> _Job_
Reproduce all of the records exactly.
-- start Data lines --
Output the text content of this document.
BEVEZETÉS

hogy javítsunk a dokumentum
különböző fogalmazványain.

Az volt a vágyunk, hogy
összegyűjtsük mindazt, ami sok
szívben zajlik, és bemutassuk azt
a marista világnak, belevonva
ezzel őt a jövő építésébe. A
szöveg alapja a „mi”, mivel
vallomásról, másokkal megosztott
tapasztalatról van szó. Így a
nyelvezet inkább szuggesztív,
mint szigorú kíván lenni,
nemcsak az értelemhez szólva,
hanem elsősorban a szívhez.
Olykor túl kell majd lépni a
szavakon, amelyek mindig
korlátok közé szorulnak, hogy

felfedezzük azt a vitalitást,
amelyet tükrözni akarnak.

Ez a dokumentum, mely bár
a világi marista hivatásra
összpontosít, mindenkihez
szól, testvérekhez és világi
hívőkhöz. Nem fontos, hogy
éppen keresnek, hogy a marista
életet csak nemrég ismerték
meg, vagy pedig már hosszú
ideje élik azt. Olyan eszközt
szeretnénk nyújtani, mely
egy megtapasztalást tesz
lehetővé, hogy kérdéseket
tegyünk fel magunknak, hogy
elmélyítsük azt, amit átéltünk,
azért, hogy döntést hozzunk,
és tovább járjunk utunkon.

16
-- end Data lines --
> _Full output_
Output the text content of this document.
BEVEZETÉS

hogy javítsunk a dokumentum
különböző fogalmazványain.

Az volt a vágyunk, hogy
összegyűjtsük mindazt, ami sok
szívben zajlik, és bemutassuk azt
a marista világnak, belevonva
ezzel őt a jövő építésébe. A
szöveg alapja a „mi”, mivel
vallomásról, másokkal megosztott
tapasztalatról van szó. Így a
nyelvezet inkább szuggesztív,
mint szigorú kíván lenni,
nemcsak az értelemhez szólva,
hanem elsősorban a szívhez.
Olykor túl kell majd lépni a
szavakon, amelyek mindig
korlátok közé szorulnak, hogy

felfedezzük azt a vitalitást,
amelyet tükrözni akarnak.

Ez a dokumentum, mely bár
a világi marista hivatásra
összpontosít, mindenkihez
szól, testvérekhez és világi
hívőkhöz. Nem fontos, hogy
éppen keresnek, hogy a marista
életet csak nemrég ismerték
meg, vagy pedig már hosszú
ideje élik azt. Olyan eszközt
szeretnénk nyújtani, mely
egy megtapasztalást tesz
lehetővé, hogy kérdéseket
tegyünk fel magunknak, hogy
elmélyítsük azt, amit átéltünk,
azért, hogy döntést hozzunk,
és tovább járjunk utunkon.

16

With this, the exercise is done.